- **Your goal**: Format all the data below as a numbered list, one line per item, with blank lines omitted. Leave the pictures out of the answer.

- **Extracted material**:

+ + + + + + +

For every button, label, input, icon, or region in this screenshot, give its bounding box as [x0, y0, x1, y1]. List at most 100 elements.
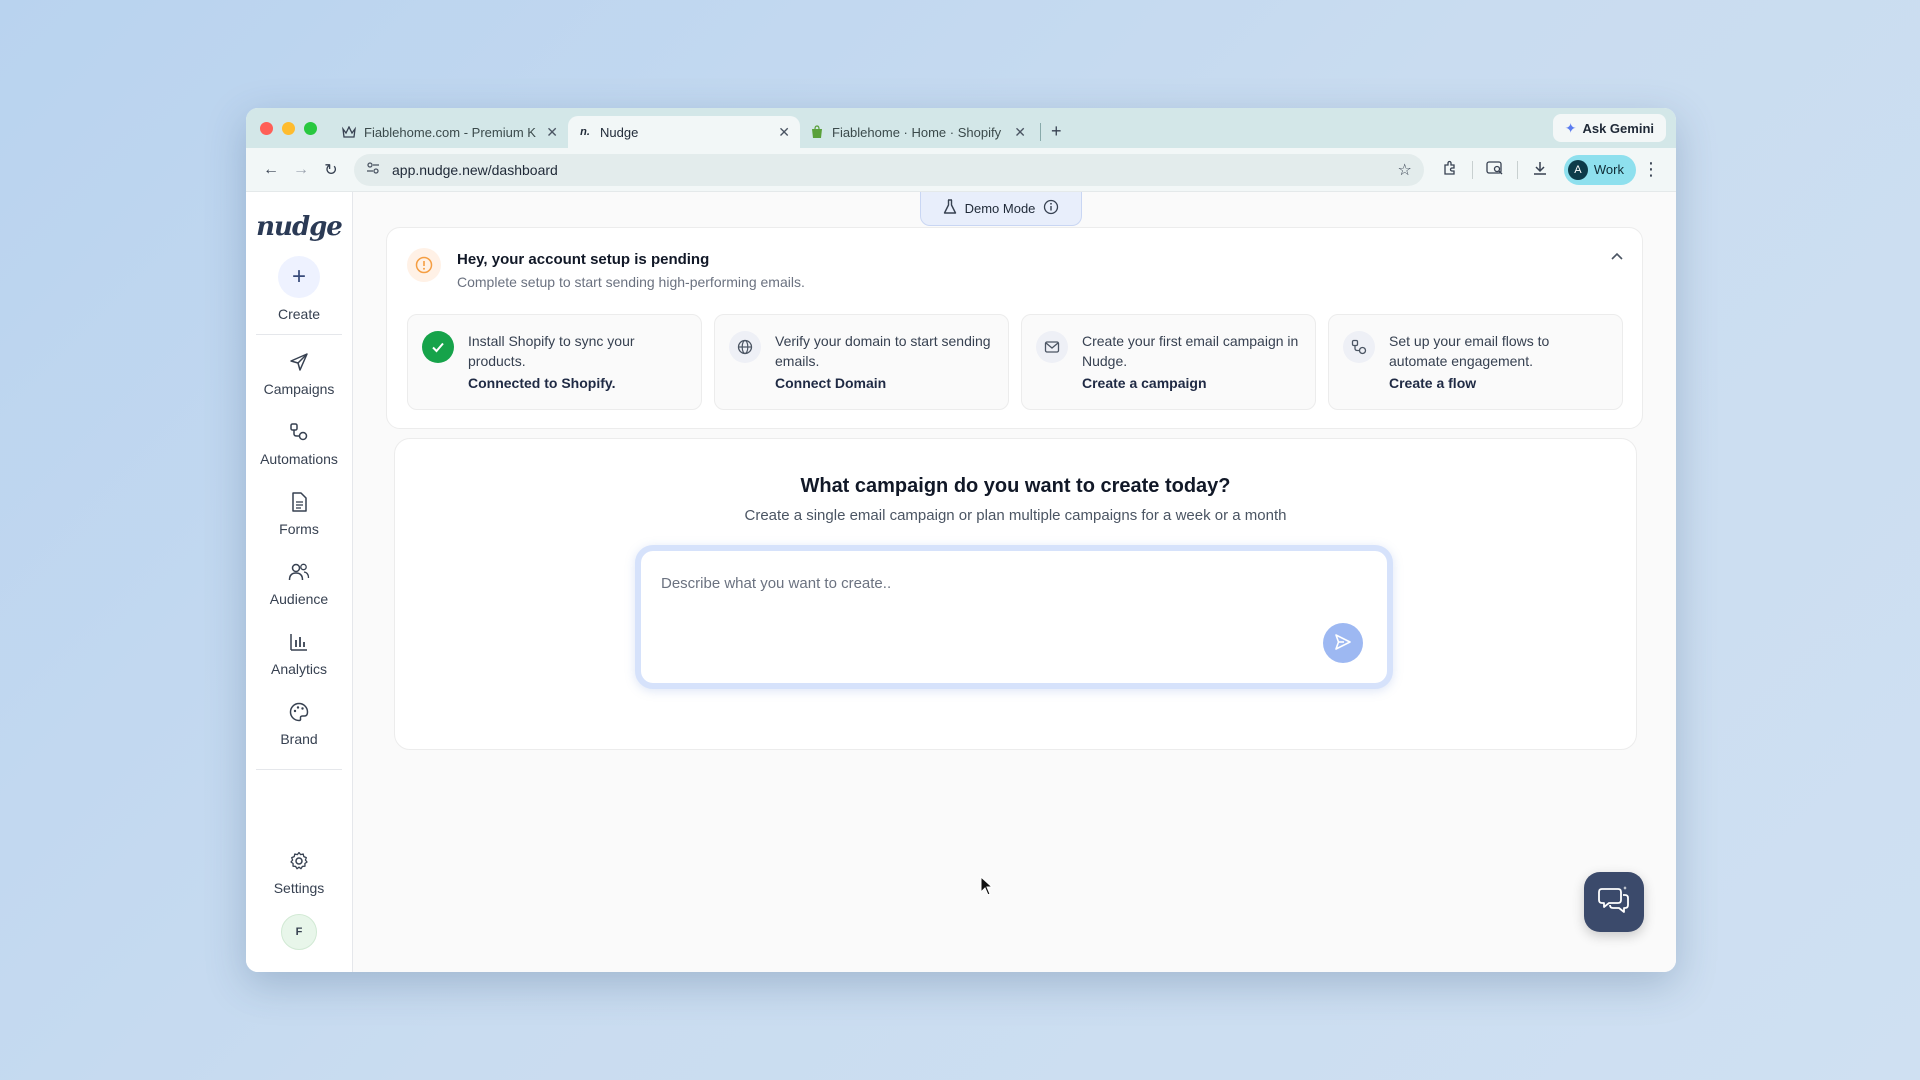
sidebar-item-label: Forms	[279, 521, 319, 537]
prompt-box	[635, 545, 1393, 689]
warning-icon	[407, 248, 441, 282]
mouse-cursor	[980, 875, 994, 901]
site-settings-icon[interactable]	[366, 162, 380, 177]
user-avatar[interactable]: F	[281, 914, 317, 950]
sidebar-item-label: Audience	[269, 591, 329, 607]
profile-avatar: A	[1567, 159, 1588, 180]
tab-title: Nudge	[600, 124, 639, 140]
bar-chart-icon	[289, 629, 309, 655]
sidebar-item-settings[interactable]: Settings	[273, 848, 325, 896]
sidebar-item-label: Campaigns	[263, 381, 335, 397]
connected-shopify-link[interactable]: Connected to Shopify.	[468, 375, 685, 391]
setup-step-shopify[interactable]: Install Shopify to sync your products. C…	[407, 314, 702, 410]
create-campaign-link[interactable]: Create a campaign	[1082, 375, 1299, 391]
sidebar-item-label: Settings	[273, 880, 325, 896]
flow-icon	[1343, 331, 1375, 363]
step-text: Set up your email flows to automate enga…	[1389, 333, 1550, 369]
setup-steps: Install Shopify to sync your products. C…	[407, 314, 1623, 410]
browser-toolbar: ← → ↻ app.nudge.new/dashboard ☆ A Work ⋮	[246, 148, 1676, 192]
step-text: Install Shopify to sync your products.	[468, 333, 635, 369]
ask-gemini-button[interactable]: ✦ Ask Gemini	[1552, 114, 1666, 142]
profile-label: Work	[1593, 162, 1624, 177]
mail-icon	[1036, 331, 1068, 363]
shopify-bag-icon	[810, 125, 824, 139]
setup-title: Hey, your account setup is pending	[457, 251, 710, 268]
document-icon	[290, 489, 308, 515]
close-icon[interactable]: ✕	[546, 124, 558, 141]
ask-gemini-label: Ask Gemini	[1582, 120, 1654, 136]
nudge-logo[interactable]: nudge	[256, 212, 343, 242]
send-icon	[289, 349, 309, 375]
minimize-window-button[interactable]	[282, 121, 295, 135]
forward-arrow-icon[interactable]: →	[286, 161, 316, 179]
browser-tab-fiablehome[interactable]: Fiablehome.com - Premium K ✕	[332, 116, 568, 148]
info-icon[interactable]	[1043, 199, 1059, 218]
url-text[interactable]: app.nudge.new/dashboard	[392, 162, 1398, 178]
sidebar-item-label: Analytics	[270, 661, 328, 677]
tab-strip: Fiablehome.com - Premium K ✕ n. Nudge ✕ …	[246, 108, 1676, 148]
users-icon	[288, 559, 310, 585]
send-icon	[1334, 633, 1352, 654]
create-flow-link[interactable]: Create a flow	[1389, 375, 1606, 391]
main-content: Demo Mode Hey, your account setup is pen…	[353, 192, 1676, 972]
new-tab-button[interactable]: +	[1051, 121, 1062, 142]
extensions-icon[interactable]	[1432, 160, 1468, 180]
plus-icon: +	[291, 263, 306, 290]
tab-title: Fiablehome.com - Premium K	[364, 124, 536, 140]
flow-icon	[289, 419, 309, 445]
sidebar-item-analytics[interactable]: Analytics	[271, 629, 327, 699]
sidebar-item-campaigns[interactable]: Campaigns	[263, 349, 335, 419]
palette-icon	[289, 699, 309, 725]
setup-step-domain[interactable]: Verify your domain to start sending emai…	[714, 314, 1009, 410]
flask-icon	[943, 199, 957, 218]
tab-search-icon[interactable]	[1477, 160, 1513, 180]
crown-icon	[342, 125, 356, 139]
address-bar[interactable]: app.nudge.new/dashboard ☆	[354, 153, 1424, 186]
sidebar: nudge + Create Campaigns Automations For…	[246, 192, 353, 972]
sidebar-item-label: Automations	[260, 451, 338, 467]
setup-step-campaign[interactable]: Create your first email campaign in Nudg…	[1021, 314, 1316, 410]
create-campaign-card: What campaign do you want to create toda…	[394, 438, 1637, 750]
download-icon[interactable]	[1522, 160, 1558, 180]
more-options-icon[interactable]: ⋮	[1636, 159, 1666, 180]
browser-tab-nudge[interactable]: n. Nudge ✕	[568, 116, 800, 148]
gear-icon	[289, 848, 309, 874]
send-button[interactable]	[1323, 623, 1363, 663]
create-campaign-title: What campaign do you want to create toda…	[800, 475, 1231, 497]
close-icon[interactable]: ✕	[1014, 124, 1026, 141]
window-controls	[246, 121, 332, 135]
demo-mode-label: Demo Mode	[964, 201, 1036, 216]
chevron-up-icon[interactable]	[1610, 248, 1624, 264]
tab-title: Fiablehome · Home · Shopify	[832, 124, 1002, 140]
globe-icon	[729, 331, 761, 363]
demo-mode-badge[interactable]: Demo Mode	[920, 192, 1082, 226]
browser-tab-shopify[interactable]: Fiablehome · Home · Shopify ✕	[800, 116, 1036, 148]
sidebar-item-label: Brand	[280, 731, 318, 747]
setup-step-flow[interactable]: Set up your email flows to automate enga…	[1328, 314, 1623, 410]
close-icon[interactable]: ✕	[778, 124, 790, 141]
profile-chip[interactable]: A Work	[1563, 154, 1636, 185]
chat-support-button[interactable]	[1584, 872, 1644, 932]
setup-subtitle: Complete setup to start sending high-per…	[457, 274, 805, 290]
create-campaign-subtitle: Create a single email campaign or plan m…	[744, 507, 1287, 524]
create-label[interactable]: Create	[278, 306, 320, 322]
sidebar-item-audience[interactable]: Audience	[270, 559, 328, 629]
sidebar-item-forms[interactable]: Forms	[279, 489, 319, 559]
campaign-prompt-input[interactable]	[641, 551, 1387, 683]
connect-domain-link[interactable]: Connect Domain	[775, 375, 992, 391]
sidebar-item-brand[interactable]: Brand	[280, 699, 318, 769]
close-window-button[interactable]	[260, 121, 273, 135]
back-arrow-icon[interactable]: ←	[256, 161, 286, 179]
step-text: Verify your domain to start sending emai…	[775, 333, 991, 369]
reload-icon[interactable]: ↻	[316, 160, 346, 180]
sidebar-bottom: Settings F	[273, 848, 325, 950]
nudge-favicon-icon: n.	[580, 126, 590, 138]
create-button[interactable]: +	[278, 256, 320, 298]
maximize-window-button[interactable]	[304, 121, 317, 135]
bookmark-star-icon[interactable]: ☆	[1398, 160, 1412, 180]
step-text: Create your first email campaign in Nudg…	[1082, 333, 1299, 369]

+ + + + + + +

- **Solution to this task**:
1. For every button, label, input, icon, or region in this screenshot, give its bounding box as [x0, y0, x1, y1]. List at most 100 elements.
2. sidebar-item-label: Forms	[279, 521, 319, 537]
3. prompt-box	[635, 545, 1393, 689]
4. warning-icon	[407, 248, 441, 282]
5. mouse-cursor	[980, 875, 994, 901]
6. site-settings-icon[interactable]	[366, 162, 380, 177]
7. user-avatar[interactable]: F	[281, 914, 317, 950]
8. sidebar-item-label: Audience	[269, 591, 329, 607]
9. profile-avatar: A	[1567, 159, 1588, 180]
10. tab-title: Nudge	[600, 124, 639, 140]
11. bar-chart-icon	[289, 629, 309, 655]
12. sidebar-item-settings[interactable]: Settings	[273, 848, 325, 896]
13. sidebar-item-label: Campaigns	[263, 381, 335, 397]
14. connected-shopify-link[interactable]: Connected to Shopify.	[468, 375, 685, 391]
15. setup-step-shopify[interactable]: Install Shopify to sync your products. C…	[407, 314, 702, 410]
16. create-campaign-link[interactable]: Create a campaign	[1082, 375, 1299, 391]
17. sidebar-item-label: Settings	[273, 880, 325, 896]
18. flow-icon	[1343, 331, 1375, 363]
19. step-text: Set up your email flows to automate enga…	[1389, 333, 1550, 369]
20. setup-steps: Install Shopify to sync your products. C…	[407, 314, 1623, 410]
21. browser-toolbar: ← → ↻ app.nudge.new/dashboard ☆ A Work ⋮	[246, 148, 1676, 192]
22. step-text: Install Shopify to sync your products.	[468, 333, 635, 369]
23. ask-gemini-button[interactable]: ✦ Ask Gemini	[1552, 114, 1666, 142]
24. profile-label: Work	[1593, 162, 1624, 177]
25. mail-icon	[1036, 331, 1068, 363]
26. shopify-bag-icon	[810, 125, 824, 139]
27. setup-title: Hey, your account setup is pending	[457, 251, 710, 268]
28. document-icon	[290, 489, 308, 515]
29. close-icon[interactable]: ✕	[546, 124, 558, 141]
30. ask-gemini-label: Ask Gemini	[1582, 120, 1654, 136]
31. nudge-logo[interactable]: nudge	[256, 212, 343, 242]
32. send-icon	[289, 349, 309, 375]
33. minimize-window-button[interactable]	[282, 121, 295, 135]
34. forward-arrow-icon[interactable]: →	[286, 161, 316, 179]
35. browser-tab-fiablehome[interactable]: Fiablehome.com - Premium K ✕	[332, 116, 568, 148]
36. info-icon[interactable]	[1043, 199, 1059, 218]
37. url-text[interactable]: app.nudge.new/dashboard	[392, 162, 1398, 178]
38. sidebar-item-label: Analytics	[270, 661, 328, 677]
39. tab-strip: Fiablehome.com - Premium K ✕ n. Nudge ✕ …	[246, 108, 1676, 148]
40. users-icon	[288, 559, 310, 585]
41. send-icon	[1334, 633, 1352, 654]
42. create-flow-link[interactable]: Create a flow	[1389, 375, 1606, 391]
43. main-content: Demo Mode Hey, your account setup is pen…	[353, 192, 1676, 972]
44. new-tab-button[interactable]: +	[1051, 121, 1062, 142]
45. extensions-icon[interactable]	[1432, 160, 1468, 180]
46. plus-icon: +	[291, 263, 306, 290]
47. tab-title: Fiablehome.com - Premium K	[364, 124, 536, 140]
48. flow-icon	[289, 419, 309, 445]
49. sidebar-item-analytics[interactable]: Analytics	[271, 629, 327, 699]
50. sidebar-item-campaigns[interactable]: Campaigns	[263, 349, 335, 419]
51. palette-icon	[289, 699, 309, 725]
52. setup-step-domain[interactable]: Verify your domain to start sending emai…	[714, 314, 1009, 410]
53. flask-icon	[943, 199, 957, 218]
54. tab-search-icon[interactable]	[1477, 160, 1513, 180]
55. crown-icon	[342, 125, 356, 139]
56. address-bar[interactable]: app.nudge.new/dashboard ☆	[354, 153, 1424, 186]
57. sidebar: nudge + Create Campaigns Automations For…	[246, 192, 353, 972]
58. sidebar-item-label: Automations	[260, 451, 338, 467]
59. setup-step-campaign[interactable]: Create your first email campaign in Nudg…	[1021, 314, 1316, 410]
60. create-campaign-card: What campaign do you want to create toda…	[394, 438, 1637, 750]
61. download-icon[interactable]	[1522, 160, 1558, 180]
62. more-options-icon[interactable]: ⋮	[1636, 159, 1666, 180]
63. browser-tab-nudge[interactable]: n. Nudge ✕	[568, 116, 800, 148]
64. gear-icon	[289, 848, 309, 874]
65. send-button[interactable]	[1323, 623, 1363, 663]
66. create-campaign-title: What campaign do you want to create toda…	[800, 475, 1231, 497]
67. close-icon[interactable]: ✕	[1014, 124, 1026, 141]
68. window-controls	[246, 121, 332, 135]
69. demo-mode-label: Demo Mode	[964, 201, 1036, 216]
70. chevron-up-icon[interactable]	[1610, 248, 1624, 264]
71. tab-title: Fiablehome · Home · Shopify	[832, 124, 1002, 140]
72. globe-icon	[729, 331, 761, 363]
73. demo-mode-badge[interactable]: Demo Mode	[920, 192, 1082, 226]
74. browser-tab-shopify[interactable]: Fiablehome · Home · Shopify ✕	[800, 116, 1036, 148]
75. sidebar-item-label: Brand	[280, 731, 318, 747]
76. setup-step-flow[interactable]: Set up your email flows to automate enga…	[1328, 314, 1623, 410]
77. close-icon[interactable]: ✕	[778, 124, 790, 141]
78. profile-chip[interactable]: A Work	[1563, 154, 1636, 185]
79. chat-support-button[interactable]	[1584, 872, 1644, 932]
80. setup-subtitle: Complete setup to start sending high-per…	[457, 274, 805, 290]
81. create-campaign-subtitle: Create a single email campaign or plan m…	[744, 507, 1287, 524]
82. create-label[interactable]: Create	[278, 306, 320, 322]
83. sidebar-item-audience[interactable]: Audience	[270, 559, 328, 629]
84. sidebar-item-forms[interactable]: Forms	[279, 489, 319, 559]
85. campaign-prompt-input[interactable]	[641, 551, 1387, 683]
86. connect-domain-link[interactable]: Connect Domain	[775, 375, 992, 391]
87. sidebar-item-brand[interactable]: Brand	[280, 699, 318, 769]
88. close-window-button[interactable]	[260, 121, 273, 135]
89. back-arrow-icon[interactable]: ←	[256, 161, 286, 179]
90. step-text: Verify your domain to start sending emai…	[775, 333, 991, 369]
91. reload-icon[interactable]: ↻	[316, 160, 346, 180]
92. sidebar-bottom: Settings F	[273, 848, 325, 950]
93. nudge-favicon-icon: n.	[580, 126, 590, 138]
94. create-button[interactable]: +	[278, 256, 320, 298]
95. maximize-window-button[interactable]	[304, 121, 317, 135]
96. bookmark-star-icon[interactable]: ☆	[1398, 160, 1412, 180]
97. step-text: Create your first email campaign in Nudg…	[1082, 333, 1299, 369]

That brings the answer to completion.